Documento fuente:
Los lugares más fríos del mundo: opciones ideales para escapar del calor entre nieve y hielo
El verano está a la vuelta de la esquina y muchos viajeros comienzan a buscar destinos con temperaturas más bajas. En el mundo existen países con predominio de clima polar que, pese a sus condiciones extremas, ofrecen experiencias únicas para quienes desean conocer nuevos distintos.
Si estás planeando tu próximo viaje hacia destinos de bajas temperaturas, nieve y hielo, en INVERTOUR te presentamos algunos de los países más gélidos del planeta que puedes visitar para vivir una experiencia completamente diferente.
Antártida: vida en el continente blanco
La Antártida es uno de los lugares más inaccesibles del planeta, pero también uno de los más impactantes por su belleza natural. Sus extensas capas de hielo y montañas la convierten en un destino atractivo para la exploración y el turismo científico.
Entre las actividades más destacadas se encuentran las caminatas sobre glaciares, siempre acompañadas por guías especializados, así como la observación de fauna polar, como pingüinos y ballenas.
Islandia: tierra de hielo y fuego
Islandia se caracteriza por sus paisajes contrastantes, donde conviven glaciares, volcanes, cascadas y aguas termales. Este equilibrio natural la ha convertido en uno de los destinos turísticos más llamativos del mundo.

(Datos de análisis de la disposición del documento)
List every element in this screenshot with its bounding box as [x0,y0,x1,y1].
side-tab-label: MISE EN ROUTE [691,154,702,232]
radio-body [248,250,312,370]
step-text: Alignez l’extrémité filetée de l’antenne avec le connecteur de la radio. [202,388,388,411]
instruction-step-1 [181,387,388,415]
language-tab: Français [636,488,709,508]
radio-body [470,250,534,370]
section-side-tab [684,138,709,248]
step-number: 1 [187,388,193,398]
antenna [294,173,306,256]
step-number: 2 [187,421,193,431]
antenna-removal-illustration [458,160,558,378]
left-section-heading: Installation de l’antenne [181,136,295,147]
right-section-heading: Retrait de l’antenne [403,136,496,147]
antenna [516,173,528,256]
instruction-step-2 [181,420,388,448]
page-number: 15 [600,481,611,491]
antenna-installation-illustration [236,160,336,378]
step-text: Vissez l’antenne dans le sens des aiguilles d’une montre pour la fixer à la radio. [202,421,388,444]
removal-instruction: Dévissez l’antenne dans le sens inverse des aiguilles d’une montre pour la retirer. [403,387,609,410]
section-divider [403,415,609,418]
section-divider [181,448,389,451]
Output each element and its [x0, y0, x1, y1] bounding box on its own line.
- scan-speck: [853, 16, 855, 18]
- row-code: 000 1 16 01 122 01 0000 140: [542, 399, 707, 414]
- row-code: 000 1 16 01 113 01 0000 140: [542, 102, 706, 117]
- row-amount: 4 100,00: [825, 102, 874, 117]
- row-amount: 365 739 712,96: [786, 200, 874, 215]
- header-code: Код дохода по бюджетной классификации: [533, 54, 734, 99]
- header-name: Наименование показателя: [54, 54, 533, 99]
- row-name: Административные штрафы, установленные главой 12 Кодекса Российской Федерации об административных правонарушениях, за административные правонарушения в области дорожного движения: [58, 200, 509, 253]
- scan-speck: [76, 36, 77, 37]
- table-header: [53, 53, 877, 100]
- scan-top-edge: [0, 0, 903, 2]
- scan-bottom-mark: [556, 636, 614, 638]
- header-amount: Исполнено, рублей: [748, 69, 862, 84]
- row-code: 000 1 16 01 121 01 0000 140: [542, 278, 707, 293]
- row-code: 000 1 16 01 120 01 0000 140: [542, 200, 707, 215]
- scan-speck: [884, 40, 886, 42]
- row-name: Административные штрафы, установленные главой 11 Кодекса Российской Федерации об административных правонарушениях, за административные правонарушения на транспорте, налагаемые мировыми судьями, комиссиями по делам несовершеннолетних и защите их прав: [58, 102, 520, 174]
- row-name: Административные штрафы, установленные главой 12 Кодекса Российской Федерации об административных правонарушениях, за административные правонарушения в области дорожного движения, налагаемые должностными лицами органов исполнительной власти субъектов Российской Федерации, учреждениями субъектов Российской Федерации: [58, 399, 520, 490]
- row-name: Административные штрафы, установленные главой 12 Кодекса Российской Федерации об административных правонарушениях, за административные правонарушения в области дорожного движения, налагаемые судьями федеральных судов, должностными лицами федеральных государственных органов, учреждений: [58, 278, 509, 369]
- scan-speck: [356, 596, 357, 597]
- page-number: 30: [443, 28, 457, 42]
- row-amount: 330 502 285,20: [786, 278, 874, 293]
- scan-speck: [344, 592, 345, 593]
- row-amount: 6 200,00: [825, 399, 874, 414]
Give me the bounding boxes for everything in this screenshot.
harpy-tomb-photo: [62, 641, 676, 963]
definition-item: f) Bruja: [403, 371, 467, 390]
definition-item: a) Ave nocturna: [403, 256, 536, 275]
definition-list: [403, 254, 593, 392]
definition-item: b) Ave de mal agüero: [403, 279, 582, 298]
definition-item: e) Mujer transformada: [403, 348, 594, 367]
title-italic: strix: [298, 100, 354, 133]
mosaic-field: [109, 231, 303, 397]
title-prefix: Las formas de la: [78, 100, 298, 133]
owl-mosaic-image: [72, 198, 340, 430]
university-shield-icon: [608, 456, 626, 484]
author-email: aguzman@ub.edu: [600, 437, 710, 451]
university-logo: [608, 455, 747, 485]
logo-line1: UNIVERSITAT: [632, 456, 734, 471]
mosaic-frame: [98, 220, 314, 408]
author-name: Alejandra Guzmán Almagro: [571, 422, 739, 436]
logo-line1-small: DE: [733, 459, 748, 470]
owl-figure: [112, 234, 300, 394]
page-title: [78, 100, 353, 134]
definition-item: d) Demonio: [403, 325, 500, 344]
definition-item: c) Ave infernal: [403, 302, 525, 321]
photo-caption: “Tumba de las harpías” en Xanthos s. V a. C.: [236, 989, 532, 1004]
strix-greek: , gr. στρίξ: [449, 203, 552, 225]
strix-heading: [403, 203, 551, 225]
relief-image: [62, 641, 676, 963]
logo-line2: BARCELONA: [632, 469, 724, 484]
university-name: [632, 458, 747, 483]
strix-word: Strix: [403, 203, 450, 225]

En qué consiste:
Por favor, retoma el artículo sobre los lugares más fríos del mundo y sigue escribiéndolo desde justo después de su última oración. El listado es material aparte, sin relación con el artículo.

Respuesta a continuación:
Los visitantes pueden realizar senderismo y presenciar la aurora boreal, uno de los fenómenos naturales más espectaculares del planeta.
Groenlandia: naturaleza extrema y herencia vikinga
Groenlandia, la isla más extensa del mundo, se ubica en el extremo septentrional del planeta y destaca por sus paisajes árticos y su baja densidad poblacional.
Además de actividades como paseos en trineo o la observación de auroras boreales, el territorio conserva vestigios de las antiguas colonias escandinavas. Su Museo Nacional resguarda piezas arqueológicas de gran valor histórico.
Alaska: aventura en el extremo norte de América
Alaska, territorio de Estados Unidos, es un destino ideal para el turismo de aventura en climas extremos. Sus paisajes combinan montañas, glaciares y una abundante vida silvestre.
El Parque Nacional Denali alberga la montaña más alta de Norteamérica y permite avistar especies como osos, caribúes y alces. Por su parte, la bahía de Kachemak ofrece recorridos en barco entre glaciares, con la posibilidad de observar ballenas, focas y nutrias en su hábitat natural.